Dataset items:
#####

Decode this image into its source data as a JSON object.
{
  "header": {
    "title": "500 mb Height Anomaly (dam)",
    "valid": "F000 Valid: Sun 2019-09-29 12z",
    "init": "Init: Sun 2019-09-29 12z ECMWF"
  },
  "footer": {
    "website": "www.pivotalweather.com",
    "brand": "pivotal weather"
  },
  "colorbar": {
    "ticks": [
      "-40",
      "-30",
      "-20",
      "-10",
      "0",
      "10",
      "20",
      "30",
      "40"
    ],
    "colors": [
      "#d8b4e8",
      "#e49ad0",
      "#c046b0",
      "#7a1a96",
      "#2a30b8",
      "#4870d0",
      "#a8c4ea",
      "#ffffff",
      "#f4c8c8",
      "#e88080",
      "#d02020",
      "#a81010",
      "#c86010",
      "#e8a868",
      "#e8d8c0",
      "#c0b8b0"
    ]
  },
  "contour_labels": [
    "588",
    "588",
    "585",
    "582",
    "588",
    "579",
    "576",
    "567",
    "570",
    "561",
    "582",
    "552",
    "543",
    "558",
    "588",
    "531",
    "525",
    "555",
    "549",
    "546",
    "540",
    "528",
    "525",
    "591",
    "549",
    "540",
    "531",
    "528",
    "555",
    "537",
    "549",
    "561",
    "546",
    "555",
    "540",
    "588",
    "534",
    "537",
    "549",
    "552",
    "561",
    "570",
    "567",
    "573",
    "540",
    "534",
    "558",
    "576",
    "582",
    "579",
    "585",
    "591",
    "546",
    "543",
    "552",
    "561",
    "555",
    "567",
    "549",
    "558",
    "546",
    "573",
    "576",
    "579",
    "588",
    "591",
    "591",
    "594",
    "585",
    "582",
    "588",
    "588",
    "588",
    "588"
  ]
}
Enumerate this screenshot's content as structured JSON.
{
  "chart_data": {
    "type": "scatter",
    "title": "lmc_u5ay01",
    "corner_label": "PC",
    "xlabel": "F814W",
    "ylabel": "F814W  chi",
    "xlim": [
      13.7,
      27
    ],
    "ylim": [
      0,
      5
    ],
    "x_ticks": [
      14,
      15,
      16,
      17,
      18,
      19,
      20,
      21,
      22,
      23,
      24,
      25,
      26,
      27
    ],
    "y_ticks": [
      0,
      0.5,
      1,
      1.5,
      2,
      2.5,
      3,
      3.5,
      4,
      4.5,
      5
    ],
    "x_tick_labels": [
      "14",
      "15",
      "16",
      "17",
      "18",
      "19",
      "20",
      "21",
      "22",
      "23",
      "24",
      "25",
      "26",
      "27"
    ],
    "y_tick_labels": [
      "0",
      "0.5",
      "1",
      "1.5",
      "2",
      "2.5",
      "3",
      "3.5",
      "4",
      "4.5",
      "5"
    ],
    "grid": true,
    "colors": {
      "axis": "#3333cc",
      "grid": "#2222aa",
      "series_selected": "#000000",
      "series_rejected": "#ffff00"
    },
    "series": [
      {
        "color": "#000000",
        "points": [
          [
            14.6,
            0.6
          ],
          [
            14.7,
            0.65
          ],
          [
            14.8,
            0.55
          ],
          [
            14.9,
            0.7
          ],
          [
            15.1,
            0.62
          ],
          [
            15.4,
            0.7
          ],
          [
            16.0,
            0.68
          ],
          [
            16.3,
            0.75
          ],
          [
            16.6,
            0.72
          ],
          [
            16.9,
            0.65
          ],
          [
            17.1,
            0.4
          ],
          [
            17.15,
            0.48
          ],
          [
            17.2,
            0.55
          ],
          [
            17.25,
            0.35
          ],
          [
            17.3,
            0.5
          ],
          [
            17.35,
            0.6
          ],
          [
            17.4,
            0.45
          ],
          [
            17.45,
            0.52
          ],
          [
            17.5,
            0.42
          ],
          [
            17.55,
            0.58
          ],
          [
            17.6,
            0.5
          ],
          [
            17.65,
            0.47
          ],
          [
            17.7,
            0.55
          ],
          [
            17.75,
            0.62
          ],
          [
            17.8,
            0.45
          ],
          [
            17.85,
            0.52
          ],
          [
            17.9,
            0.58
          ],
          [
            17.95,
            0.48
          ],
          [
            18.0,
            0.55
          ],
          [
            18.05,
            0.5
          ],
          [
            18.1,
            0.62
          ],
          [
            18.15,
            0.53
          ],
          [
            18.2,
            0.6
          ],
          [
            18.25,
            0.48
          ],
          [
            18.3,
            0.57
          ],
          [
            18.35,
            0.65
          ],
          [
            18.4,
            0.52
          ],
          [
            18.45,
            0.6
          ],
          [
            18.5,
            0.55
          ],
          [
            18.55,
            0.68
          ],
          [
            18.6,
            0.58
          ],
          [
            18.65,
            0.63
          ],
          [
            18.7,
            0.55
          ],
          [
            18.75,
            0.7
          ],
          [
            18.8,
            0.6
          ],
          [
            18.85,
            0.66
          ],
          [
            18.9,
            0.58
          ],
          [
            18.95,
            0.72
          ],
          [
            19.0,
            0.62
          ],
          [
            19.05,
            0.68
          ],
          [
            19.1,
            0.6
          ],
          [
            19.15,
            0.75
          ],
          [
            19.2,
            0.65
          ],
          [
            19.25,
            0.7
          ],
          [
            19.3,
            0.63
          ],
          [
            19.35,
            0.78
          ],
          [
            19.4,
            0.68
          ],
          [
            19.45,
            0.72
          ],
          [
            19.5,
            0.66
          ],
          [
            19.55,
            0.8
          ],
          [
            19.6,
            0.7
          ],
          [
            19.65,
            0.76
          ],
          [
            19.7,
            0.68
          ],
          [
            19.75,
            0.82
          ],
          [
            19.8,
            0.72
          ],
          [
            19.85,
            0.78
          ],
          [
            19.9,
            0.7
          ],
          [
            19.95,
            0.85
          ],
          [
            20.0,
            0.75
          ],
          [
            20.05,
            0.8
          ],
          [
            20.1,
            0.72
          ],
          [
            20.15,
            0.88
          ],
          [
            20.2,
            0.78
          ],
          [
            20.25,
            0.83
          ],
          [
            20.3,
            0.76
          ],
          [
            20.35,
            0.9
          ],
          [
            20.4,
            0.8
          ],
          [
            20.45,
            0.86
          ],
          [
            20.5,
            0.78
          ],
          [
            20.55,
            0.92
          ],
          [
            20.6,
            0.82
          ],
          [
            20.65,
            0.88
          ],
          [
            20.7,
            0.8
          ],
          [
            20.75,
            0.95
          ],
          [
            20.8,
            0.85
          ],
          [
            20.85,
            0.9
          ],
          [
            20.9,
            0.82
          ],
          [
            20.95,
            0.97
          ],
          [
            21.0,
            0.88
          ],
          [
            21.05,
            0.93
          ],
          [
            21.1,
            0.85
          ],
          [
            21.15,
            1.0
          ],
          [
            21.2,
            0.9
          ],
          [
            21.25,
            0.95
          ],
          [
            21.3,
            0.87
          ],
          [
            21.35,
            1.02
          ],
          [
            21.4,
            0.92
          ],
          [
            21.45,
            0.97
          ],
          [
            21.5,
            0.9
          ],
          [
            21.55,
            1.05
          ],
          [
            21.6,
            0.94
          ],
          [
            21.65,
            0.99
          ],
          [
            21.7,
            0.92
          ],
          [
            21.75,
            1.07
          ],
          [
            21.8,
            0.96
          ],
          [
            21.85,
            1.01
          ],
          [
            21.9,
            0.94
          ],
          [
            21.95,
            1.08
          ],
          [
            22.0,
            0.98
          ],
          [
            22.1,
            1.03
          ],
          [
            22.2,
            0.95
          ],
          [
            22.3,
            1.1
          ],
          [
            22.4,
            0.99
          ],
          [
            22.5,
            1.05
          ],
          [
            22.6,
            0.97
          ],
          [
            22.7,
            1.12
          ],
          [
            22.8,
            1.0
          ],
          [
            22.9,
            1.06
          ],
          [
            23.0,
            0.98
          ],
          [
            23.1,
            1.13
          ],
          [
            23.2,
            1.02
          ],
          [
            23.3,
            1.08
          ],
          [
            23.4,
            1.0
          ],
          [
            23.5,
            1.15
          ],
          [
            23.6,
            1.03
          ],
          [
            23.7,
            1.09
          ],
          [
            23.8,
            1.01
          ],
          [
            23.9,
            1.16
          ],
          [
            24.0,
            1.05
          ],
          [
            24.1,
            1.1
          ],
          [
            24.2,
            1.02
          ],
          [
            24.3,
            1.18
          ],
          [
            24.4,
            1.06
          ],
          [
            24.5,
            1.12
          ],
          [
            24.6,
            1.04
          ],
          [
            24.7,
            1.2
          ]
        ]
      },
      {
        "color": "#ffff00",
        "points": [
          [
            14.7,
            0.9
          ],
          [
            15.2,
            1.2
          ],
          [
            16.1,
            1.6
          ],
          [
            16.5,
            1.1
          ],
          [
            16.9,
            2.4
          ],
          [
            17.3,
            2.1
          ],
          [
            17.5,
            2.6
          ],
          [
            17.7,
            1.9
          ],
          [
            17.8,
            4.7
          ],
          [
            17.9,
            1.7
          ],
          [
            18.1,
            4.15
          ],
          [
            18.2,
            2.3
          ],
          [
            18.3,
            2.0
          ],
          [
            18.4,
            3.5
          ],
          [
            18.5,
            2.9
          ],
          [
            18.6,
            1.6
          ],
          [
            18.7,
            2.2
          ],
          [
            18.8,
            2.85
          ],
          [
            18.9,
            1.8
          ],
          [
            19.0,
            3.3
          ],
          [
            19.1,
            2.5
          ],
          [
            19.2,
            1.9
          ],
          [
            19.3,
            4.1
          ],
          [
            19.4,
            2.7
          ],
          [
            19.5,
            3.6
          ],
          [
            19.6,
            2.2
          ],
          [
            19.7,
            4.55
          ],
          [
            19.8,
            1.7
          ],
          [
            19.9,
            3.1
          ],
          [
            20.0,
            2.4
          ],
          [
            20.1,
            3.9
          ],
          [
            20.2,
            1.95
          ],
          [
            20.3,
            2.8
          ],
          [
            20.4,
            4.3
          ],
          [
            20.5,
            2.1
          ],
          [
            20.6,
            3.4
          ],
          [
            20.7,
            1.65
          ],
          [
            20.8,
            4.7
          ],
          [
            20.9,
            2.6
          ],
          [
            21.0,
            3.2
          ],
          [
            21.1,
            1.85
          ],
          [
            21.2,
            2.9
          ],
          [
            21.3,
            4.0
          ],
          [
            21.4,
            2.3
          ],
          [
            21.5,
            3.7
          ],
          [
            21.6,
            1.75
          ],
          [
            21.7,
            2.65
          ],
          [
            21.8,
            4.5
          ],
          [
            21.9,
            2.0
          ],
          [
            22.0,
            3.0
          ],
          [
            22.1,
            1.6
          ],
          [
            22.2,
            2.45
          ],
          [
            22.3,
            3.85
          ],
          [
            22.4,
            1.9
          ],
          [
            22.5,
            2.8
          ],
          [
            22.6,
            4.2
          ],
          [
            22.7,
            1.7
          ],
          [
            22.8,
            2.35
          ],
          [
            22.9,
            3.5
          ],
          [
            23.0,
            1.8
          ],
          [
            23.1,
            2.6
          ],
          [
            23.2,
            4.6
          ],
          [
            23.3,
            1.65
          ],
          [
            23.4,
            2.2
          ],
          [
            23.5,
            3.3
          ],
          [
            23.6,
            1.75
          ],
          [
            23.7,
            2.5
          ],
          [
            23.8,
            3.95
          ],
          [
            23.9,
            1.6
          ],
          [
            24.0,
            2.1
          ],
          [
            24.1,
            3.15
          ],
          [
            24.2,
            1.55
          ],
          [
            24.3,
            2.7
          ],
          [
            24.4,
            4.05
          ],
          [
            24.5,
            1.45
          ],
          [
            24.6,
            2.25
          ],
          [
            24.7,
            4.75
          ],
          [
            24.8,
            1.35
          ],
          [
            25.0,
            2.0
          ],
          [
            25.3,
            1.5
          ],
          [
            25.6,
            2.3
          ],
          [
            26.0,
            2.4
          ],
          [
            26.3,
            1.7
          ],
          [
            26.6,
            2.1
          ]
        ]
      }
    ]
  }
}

#####

■ REQUIRED WORK
Reproduce each line from the records that contains the word "JSON".

■ ANSWER BELOW
Decode this image into its source data as a JSON object.
Enumerate this screenshot's content as structured JSON.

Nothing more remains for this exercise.